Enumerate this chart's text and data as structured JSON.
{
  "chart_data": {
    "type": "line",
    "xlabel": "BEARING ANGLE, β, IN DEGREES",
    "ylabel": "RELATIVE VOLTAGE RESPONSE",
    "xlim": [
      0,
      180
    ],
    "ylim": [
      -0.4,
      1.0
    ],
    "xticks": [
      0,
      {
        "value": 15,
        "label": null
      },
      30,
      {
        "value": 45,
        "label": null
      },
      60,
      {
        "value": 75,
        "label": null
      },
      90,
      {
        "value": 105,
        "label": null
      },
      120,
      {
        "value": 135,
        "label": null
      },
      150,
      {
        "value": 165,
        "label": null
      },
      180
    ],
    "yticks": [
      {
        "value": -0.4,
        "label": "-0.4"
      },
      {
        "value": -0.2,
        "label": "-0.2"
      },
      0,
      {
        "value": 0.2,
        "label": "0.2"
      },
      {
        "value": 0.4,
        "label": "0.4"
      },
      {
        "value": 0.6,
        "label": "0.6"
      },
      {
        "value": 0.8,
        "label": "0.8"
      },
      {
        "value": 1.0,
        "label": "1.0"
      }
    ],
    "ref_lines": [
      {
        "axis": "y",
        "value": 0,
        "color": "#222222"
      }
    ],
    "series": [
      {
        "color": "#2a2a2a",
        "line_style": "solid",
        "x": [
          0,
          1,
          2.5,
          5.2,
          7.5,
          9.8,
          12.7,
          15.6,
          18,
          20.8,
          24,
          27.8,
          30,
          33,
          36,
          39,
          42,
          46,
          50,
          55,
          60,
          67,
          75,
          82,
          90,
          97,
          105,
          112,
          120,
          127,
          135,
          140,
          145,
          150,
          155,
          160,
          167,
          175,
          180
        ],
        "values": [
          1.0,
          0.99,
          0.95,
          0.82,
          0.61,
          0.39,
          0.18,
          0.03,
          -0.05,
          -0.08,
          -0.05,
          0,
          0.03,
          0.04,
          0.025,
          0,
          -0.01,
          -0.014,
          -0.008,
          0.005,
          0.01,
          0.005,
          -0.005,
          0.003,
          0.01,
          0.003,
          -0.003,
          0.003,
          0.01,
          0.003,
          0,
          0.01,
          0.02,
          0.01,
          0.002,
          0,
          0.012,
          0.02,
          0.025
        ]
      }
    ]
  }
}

• EXERCISE REQUIREMENTS: Your task is to reproduce the whole listing exactly.

• RESPONSE BELOW:
Enumerate this chart's text and data as structured JSON.
{
  "chart_data": {
    "type": "line",
    "xlabel": "BEARING ANGLE, β, IN DEGREES",
    "ylabel": "RELATIVE VOLTAGE RESPONSE",
    "xlim": [
      0,
      180
    ],
    "ylim": [
      -0.4,
      1.0
    ],
    "xticks": [
      0,
      {
        "value": 15,
        "label": null
      },
      30,
      {
        "value": 45,
        "label": null
      },
      60,
      {
        "value": 75,
        "label": null
      },
      90,
      {
        "value": 105,
        "label": null
      },
      120,
      {
        "value": 135,
        "label": null
      },
      150,
      {
        "value": 165,
        "label": null
      },
      180
    ],
    "yticks": [
      {
        "value": -0.4,
        "label": "-0.4"
      },
      {
        "value": -0.2,
        "label": "-0.2"
      },
      0,
      {
        "value": 0.2,
        "label": "0.2"
      },
      {
        "value": 0.4,
        "label": "0.4"
      },
      {
        "value": 0.6,
        "label": "0.6"
      },
      {
        "value": 0.8,
        "label": "0.8"
      },
      {
        "value": 1.0,
        "label": "1.0"
      }
    ],
    "ref_lines": [
      {
        "axis": "y",
        "value": 0,
        "color": "#222222"
      }
    ],
    "series": [
      {
        "color": "#2a2a2a",
        "line_style": "solid",
        "x": [
          0,
          1,
          2.5,
          5.2,
          7.5,
          9.8,
          12.7,
          15.6,
          18,
          20.8,
          24,
          27.8,
          30,
          33,
          36,
          39,
          42,
          46,
          50,
          55,
          60,
          67,
          75,
          82,
          90,
          97,
          105,
          112,
          120,
          127,
          135,
          140,
          145,
          150,
          155,
          160,
          167,
          175,
          180
        ],
        "values": [
          1.0,
          0.99,
          0.95,
          0.82,
          0.61,
          0.39,
          0.18,
          0.03,
          -0.05,
          -0.08,
          -0.05,
          0,
          0.03,
          0.04,
          0.025,
          0,
          -0.01,
          -0.014,
          -0.008,
          0.005,
          0.01,
          0.005,
          -0.005,
          0.003,
          0.01,
          0.003,
          -0.003,
          0.003,
          0.01,
          0.003,
          0,
          0.01,
          0.02,
          0.01,
          0.002,
          0,
          0.012,
          0.02,
          0.025
        ]
      }
    ]
  }
}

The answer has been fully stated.